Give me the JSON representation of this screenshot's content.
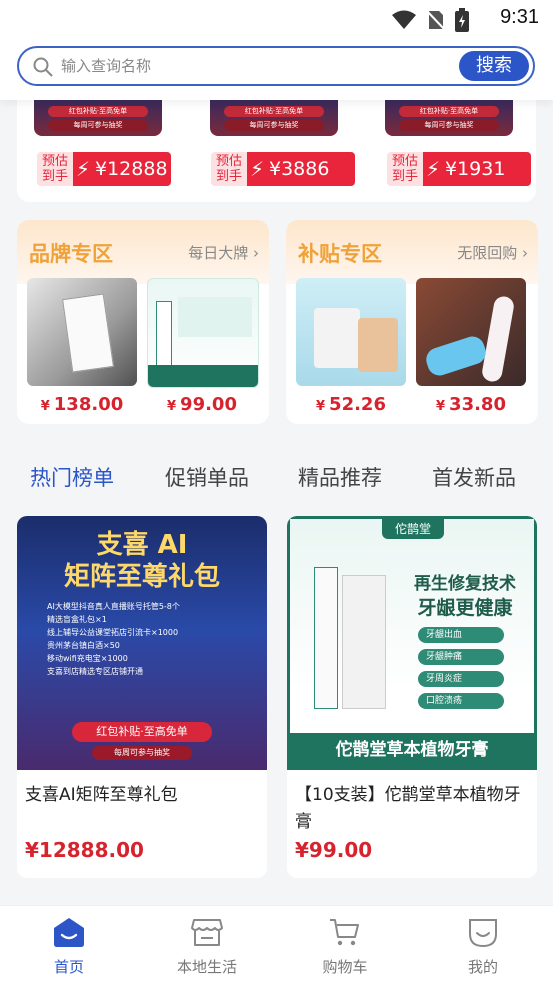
{
  "status_bar": {
    "time": "9:31"
  },
  "search": {
    "placeholder": "输入查询名称",
    "button_label": "搜索"
  },
  "top_promos": [
    {
      "pill1": "红包补贴·至高免单",
      "pill2": "每周可参与抽奖",
      "est_label": "预估到手",
      "price": "¥12888"
    },
    {
      "pill1": "红包补贴·至高免单",
      "pill2": "每周可参与抽奖",
      "est_label": "预估到手",
      "price": "¥3886"
    },
    {
      "pill1": "红包补贴·至高免单",
      "pill2": "每周可参与抽奖",
      "est_label": "预估到手",
      "price": "¥1931"
    }
  ],
  "zones": [
    {
      "title": "品牌专区",
      "link": "每日大牌",
      "items": [
        {
          "price": "138.00"
        },
        {
          "price": "99.00"
        }
      ]
    },
    {
      "title": "补贴专区",
      "link": "无限回购",
      "items": [
        {
          "price": "52.26"
        },
        {
          "price": "33.80"
        }
      ]
    }
  ],
  "currency": "¥",
  "tabs": [
    "热门榜单",
    "促销单品",
    "精品推荐",
    "首发新品"
  ],
  "products": [
    {
      "title": "支喜AI矩阵至尊礼包",
      "price": "¥12888.00",
      "banner_title_1": "支喜 AI",
      "banner_title_2": "矩阵至尊礼包",
      "lines": [
        "AI大模型抖音真人直播账号托管5-8个",
        "精选盲盒礼包×1",
        "线上辅导公益课堂拓店引流卡×1000",
        "贵州茅台镇白酒×50",
        "移动wifi充电宝×1000",
        "支喜到店精选专区店铺开通"
      ],
      "banner_btn": "红包补贴·至高免单",
      "banner_sub": "每周可参与抽奖"
    },
    {
      "title": "【10支装】佗鹊堂草本植物牙膏",
      "price": "¥99.00",
      "brand": "佗鹊堂",
      "slogan_1": "再生修复技术",
      "slogan_2": "牙龈更健康",
      "features": [
        "牙龈出血",
        "牙龈肿痛",
        "牙周炎症",
        "口腔溃疡"
      ],
      "footer": "佗鹊堂草本植物牙膏"
    }
  ],
  "bottom_nav": [
    "首页",
    "本地生活",
    "购物车",
    "我的"
  ],
  "colors": {
    "accent": "#2c55c8",
    "price_red": "#d6232d",
    "zone_orange": "#f0a23a"
  }
}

(PROBLEM TO SOLVE) Every line of the data above should be quoted exactly. Omit the pictures.

(TASK RESPONSE)
Give me the JSON representation of this screenshot's content.
{
  "status_bar": {
    "time": "9:31"
  },
  "search": {
    "placeholder": "输入查询名称",
    "button_label": "搜索"
  },
  "top_promos": [
    {
      "pill1": "红包补贴·至高免单",
      "pill2": "每周可参与抽奖",
      "est_label": "预估到手",
      "price": "¥12888"
    },
    {
      "pill1": "红包补贴·至高免单",
      "pill2": "每周可参与抽奖",
      "est_label": "预估到手",
      "price": "¥3886"
    },
    {
      "pill1": "红包补贴·至高免单",
      "pill2": "每周可参与抽奖",
      "est_label": "预估到手",
      "price": "¥1931"
    }
  ],
  "zones": [
    {
      "title": "品牌专区",
      "link": "每日大牌",
      "items": [
        {
          "price": "138.00"
        },
        {
          "price": "99.00"
        }
      ]
    },
    {
      "title": "补贴专区",
      "link": "无限回购",
      "items": [
        {
          "price": "52.26"
        },
        {
          "price": "33.80"
        }
      ]
    }
  ],
  "currency": "¥",
  "tabs": [
    "热门榜单",
    "促销单品",
    "精品推荐",
    "首发新品"
  ],
  "products": [
    {
      "title": "支喜AI矩阵至尊礼包",
      "price": "¥12888.00",
      "banner_title_1": "支喜 AI",
      "banner_title_2": "矩阵至尊礼包",
      "lines": [
        "AI大模型抖音真人直播账号托管5-8个",
        "精选盲盒礼包×1",
        "线上辅导公益课堂拓店引流卡×1000",
        "贵州茅台镇白酒×50",
        "移动wifi充电宝×1000",
        "支喜到店精选专区店铺开通"
      ],
      "banner_btn": "红包补贴·至高免单",
      "banner_sub": "每周可参与抽奖"
    },
    {
      "title": "【10支装】佗鹊堂草本植物牙膏",
      "price": "¥99.00",
      "brand": "佗鹊堂",
      "slogan_1": "再生修复技术",
      "slogan_2": "牙龈更健康",
      "features": [
        "牙龈出血",
        "牙龈肿痛",
        "牙周炎症",
        "口腔溃疡"
      ],
      "footer": "佗鹊堂草本植物牙膏"
    }
  ],
  "bottom_nav": [
    "首页",
    "本地生活",
    "购物车",
    "我的"
  ],
  "colors": {
    "accent": "#2c55c8",
    "price_red": "#d6232d",
    "zone_orange": "#f0a23a"
  }
}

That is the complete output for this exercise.